■ Material shown ■

-- BEGIN --

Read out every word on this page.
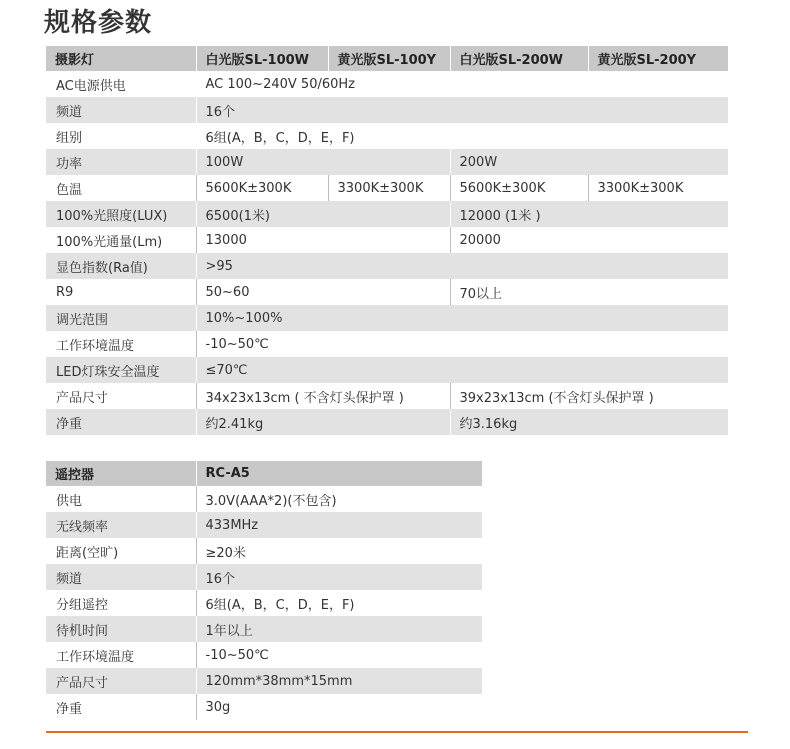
规格参数
摄影灯	白光版SL-100W	黄光版SL-100Y	白光版SL-200W	黄光版SL-200Y
AC电源供电	AC 100~240V 50/60Hz			
频道	16个			
组别	6组(A，B，C，D，E，F)			
功率	100W		200W	
色温	5600K±300K	3300K±300K	5600K±300K	3300K±300K
100%光照度(LUX)	6500(1米)		12000 (1米 )	
100%光通量(Lm)	13000		20000	
显色指数(Ra值)	>95			
R9	50~60		70以上	
调光范围	10%~100%			
工作环境温度	-10~50℃			
LED灯珠安全温度	≤70℃			
产品尺寸	34x23x13cm ( 不含灯头保护罩 )		39x23x13cm (不含灯头保护罩 )	
净重	约2.41kg		约3.16kg	
遥控器	RC-A5
供电	3.0V(AAA*2)(不包含)
无线频率	433MHz
距离(空旷)	≥20米
频道	16个
分组遥控	6组(A，B，C，D，E，F)
待机时间	1年以上
工作环境温度	-10~50℃
产品尺寸	120mm*38mm*15mm
净重	30g
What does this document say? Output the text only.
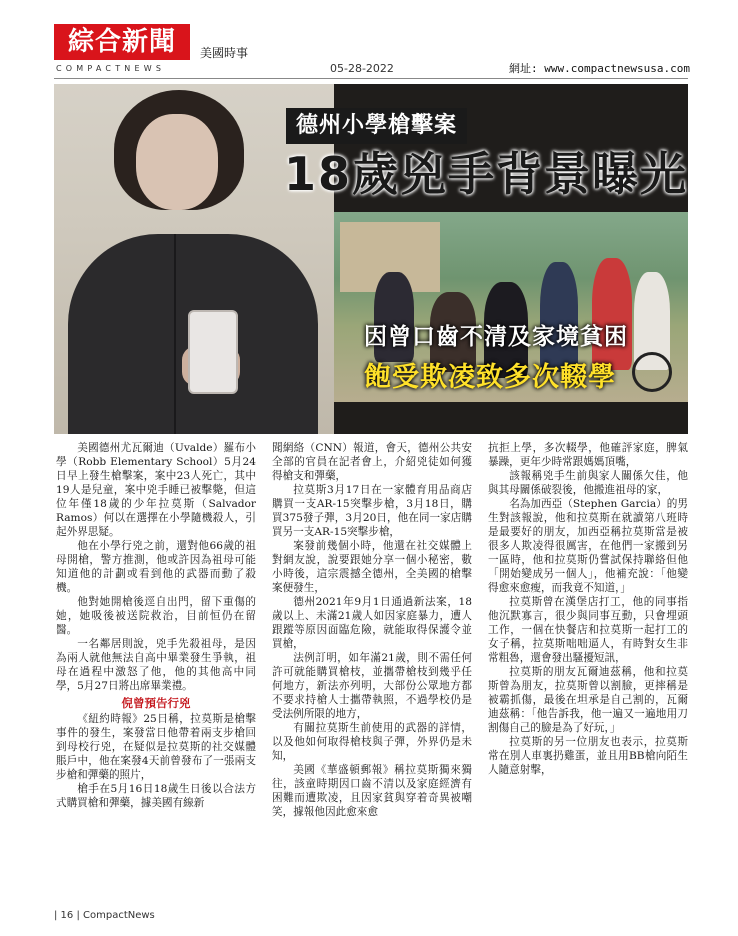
綜合新聞
COMPACTNEWS
美國時事
05-28-2022	網址: www.compactnewsusa.com
德州小學槍擊案
18歲兇手背景曝光
因曾口齒不清及家境貧困
飽受欺凌致多次輟學

美國德州尤瓦爾迪（Uvalde）羅布小學（Robb Elementary School）5月24日早上發生槍擊案，案中23人死亡，其中19人是兒童，案中兇手睡已被擊斃，但這位年僅18歲的少年拉莫斯（Salvador Ramos）何以在選擇在小學隨機殺人，引起外界思疑。

他在小學行兇之前，還對他66歲的祖母開槍，警方推測，他或許因為祖母可能知道他的計劃或看到他的武器而動了殺機。

他對她開槍後逕自出門，留下重傷的她，她吸後被送院救治，目前恒仍在留醫。

一名鄰居則說，兇手先殺祖母，是因為兩人就他無法自高中畢業發生爭執，祖母在過程中激怒了他，他的其他高中同學，5月27日將出席畢業禮。

倪曾預告行兇

《紐約時報》25日稱，拉莫斯是槍擊事件的發生，案發當日他帶着兩支步槍回到母校行兇，在疑似是拉莫斯的社交媒體賬戶中，他在案發4天前曾發布了一張兩支步槍和彈藥的照片，

槍手在5月16日18歲生日後以合法方式購買槍和彈藥，據美國有線新

聞網絡（CNN）報道，會天，德州公共安全部的官員在記者會上，介紹兇徒如何獲得槍支和彈藥，

拉莫斯3月17日在一家體育用品商店購買一支AR-15突擊步槍，3月18日，購買375發子彈，3月20日，他在同一家店購買另一支AR-15突擊步槍，

案發前幾個小時，他還在社交媒體上對網友說，說要跟她分享一個小秘密，數小時後，這宗震撼全德州，全美國的槍擊案便發生，

德州2021年9月1日通過新法案，18歲以上、未滿21歲人如因家庭暴力，遭人跟蹤等原因面臨危險，就能取得保護令並買槍，

法例訂明，如年滿21歲，則不需任何許可就能購買槍枝，並攜帶槍枝到幾乎任何地方，新法亦列明，大部份公眾地方都不要求持槍人士攜帶執照，不過學校仍是受法例所限的地方，

有關拉莫斯生前使用的武器的詳情，以及他如何取得槍枝與子彈，外界仍是未知，

美國《華盛頓郵報》稱拉莫斯獨來獨往，該童時期因口齒不清以及家庭經濟有困難而遭欺凌，且因家貧與穿着奇異被嘲笑，據報他因此愈來愈

抗拒上學，多次輟學，他確評家庭，脾氣暴躁，更年少時常跟媽媽頂嘴，

該報稱兇手生前與家人關係欠佳，他與其母關係破裂後，他搬進祖母的家，

名為加西亞（Stephen Garcia）的男生對該報說，他和拉莫斯在就讀第八班時是最要好的朋友，加西亞稱拉莫斯當是被很多人欺凌得很厲害，在他們一家搬到另一區時，他和拉莫斯仍嘗試保持聯絡但他「開始變成另一個人」，他補充說：「他變得愈來愈瘦，而我竟不知道，」

拉莫斯曾在漢堡店打工，他的同事指他沉默寡言，很少與同事互動，只會埋頭工作，一個在快餐店和拉莫斯一起打工的女子稱，拉莫斯咄咄逼人，有時對女生非常粗魯，還會發出騷擾短訊，

拉莫斯的朋友瓦爾迪茲稱，他和拉莫斯曾為朋友，拉莫斯曾以割臉，更摔稱是被霸抓傷，最後在坦承是自己割的，瓦爾迪茲稱：「他告訴我，他一遍又一遍地用刀割傷自己的臉是為了好玩，」

拉莫斯的另一位朋友也表示，拉莫斯常在別人車裏扔雞蛋，並且用BB槍向陌生人隨意射擊，

| 16 | CompactNews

-- END --

■ What is asked ■
Copy each line of the data above that holds "产品尺寸".

■ Solved exercise ■
产品尺寸	34x23x13cm ( 不含灯头保护罩 )		39x23x13cm (不含灯头保护罩 )	
产品尺寸	120mm*38mm*15mm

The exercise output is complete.